— START OF DATASET ENTRIES —

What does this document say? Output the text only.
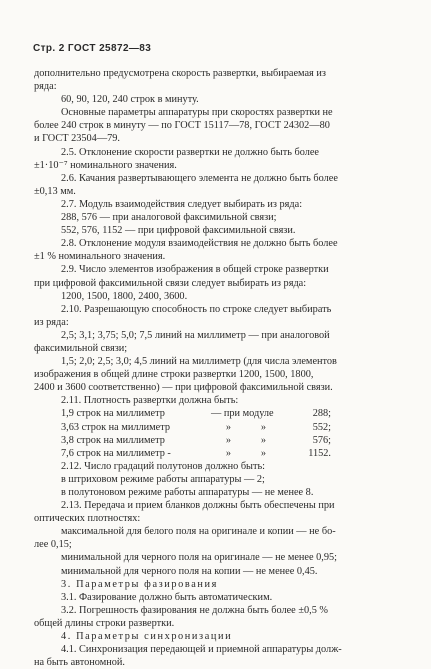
Стр. 2 ГОСТ 25872—83
дополнительно предусмотрена скорость развертки, выбираемая из
ряда:
60, 90, 120, 240 строк в минуту.
Основные параметры аппаратуры при скоростях развертки не
более 240 строк в минуту — по ГОСТ 15117—78, ГОСТ 24302—80
и ГОСТ 23504—79.
2.5. Отклонение скорости развертки не должно быть более
±1·10⁻⁷ номинального значения.
2.6. Качания развертывающего элемента не должно быть более
±0,13 мм.
2.7. Модуль взаимодействия следует выбирать из ряда:
288, 576 — при аналоговой факсимильной связи;
552, 576, 1152 — при цифровой факсимильной связи.
2.8. Отклонение модуля взаимодействия не должно быть более
±1 % номинального значения.
2.9. Число элементов изображения в общей строке развертки
при цифровой факсимильной связи следует выбирать из ряда:
1200, 1500, 1800, 2400, 3600.
2.10. Разрешающую способность по строке следует выбирать
из ряда:
2,5; 3,1; 3,75; 5,0; 7,5 линий на миллиметр — при аналоговой
факсимильной связи;
1,5; 2,0; 2,5; 3,0; 4,5 линий на миллиметр (для числа элементов
изображения в общей длине строки развертки 1200, 1500, 1800,
2400 и 3600 соответственно) — при цифровой факсимильной связи.
2.11. Плотность развертки должна быть:
1,9 строк на миллиметр	— при модуле	288;
3,63 строк на миллиметр	»	»	552;
3,8 строк на миллиметр	»	»	576;
7,6 строк на миллиметр -	»	»	1152.
2.12. Число градаций полутонов должно быть:
в штриховом режиме работы аппаратуры — 2;
в полутоновом режиме работы аппаратуры — не менее 8.
2.13. Передача и прием бланков должны быть обеспечены при
оптических плотностях:
максимальной для белого поля на оригинале и копии — не бо-
лее 0,15;
минимальной для черного поля на оригинале — не менее 0,95;
минимальной для черного поля на копии — не менее 0,45.
3. Параметры фазирования
3.1. Фазирование должно быть автоматическим.
3.2. Погрешность фазирования не должна быть более ±0,5 %
общей длины строки развертки.
4. Параметры синхронизации
4.1. Синхронизация передающей и приемной аппаратуры долж-
на быть автономной.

— END OF DATASET ENTRIES —

All preceding records should be duplicated verbatim, images excepted.

RESULT »
What does this document say? Output the text only.
Стр. 2 ГОСТ 25872—83
дополнительно предусмотрена скорость развертки, выбираемая из
ряда:
60, 90, 120, 240 строк в минуту.
Основные параметры аппаратуры при скоростях развертки не
более 240 строк в минуту — по ГОСТ 15117—78, ГОСТ 24302—80
и ГОСТ 23504—79.
2.5. Отклонение скорости развертки не должно быть более
±1·10⁻⁷ номинального значения.
2.6. Качания развертывающего элемента не должно быть более
±0,13 мм.
2.7. Модуль взаимодействия следует выбирать из ряда:
288, 576 — при аналоговой факсимильной связи;
552, 576, 1152 — при цифровой факсимильной связи.
2.8. Отклонение модуля взаимодействия не должно быть более
±1 % номинального значения.
2.9. Число элементов изображения в общей строке развертки
при цифровой факсимильной связи следует выбирать из ряда:
1200, 1500, 1800, 2400, 3600.
2.10. Разрешающую способность по строке следует выбирать
из ряда:
2,5; 3,1; 3,75; 5,0; 7,5 линий на миллиметр — при аналоговой
факсимильной связи;
1,5; 2,0; 2,5; 3,0; 4,5 линий на миллиметр (для числа элементов
изображения в общей длине строки развертки 1200, 1500, 1800,
2400 и 3600 соответственно) — при цифровой факсимильной связи.
2.11. Плотность развертки должна быть:
1,9 строк на миллиметр	— при модуле	288;
3,63 строк на миллиметр	»	»	552;
3,8 строк на миллиметр	»	»	576;
7,6 строк на миллиметр -	»	»	1152.
2.12. Число градаций полутонов должно быть:
в штриховом режиме работы аппаратуры — 2;
в полутоновом режиме работы аппаратуры — не менее 8.
2.13. Передача и прием бланков должны быть обеспечены при
оптических плотностях:
максимальной для белого поля на оригинале и копии — не бо-
лее 0,15;
минимальной для черного поля на оригинале — не менее 0,95;
минимальной для черного поля на копии — не менее 0,45.
3. Параметры фазирования
3.1. Фазирование должно быть автоматическим.
3.2. Погрешность фазирования не должна быть более ±0,5 %
общей длины строки развертки.
4. Параметры синхронизации
4.1. Синхронизация передающей и приемной аппаратуры долж-
на быть автономной.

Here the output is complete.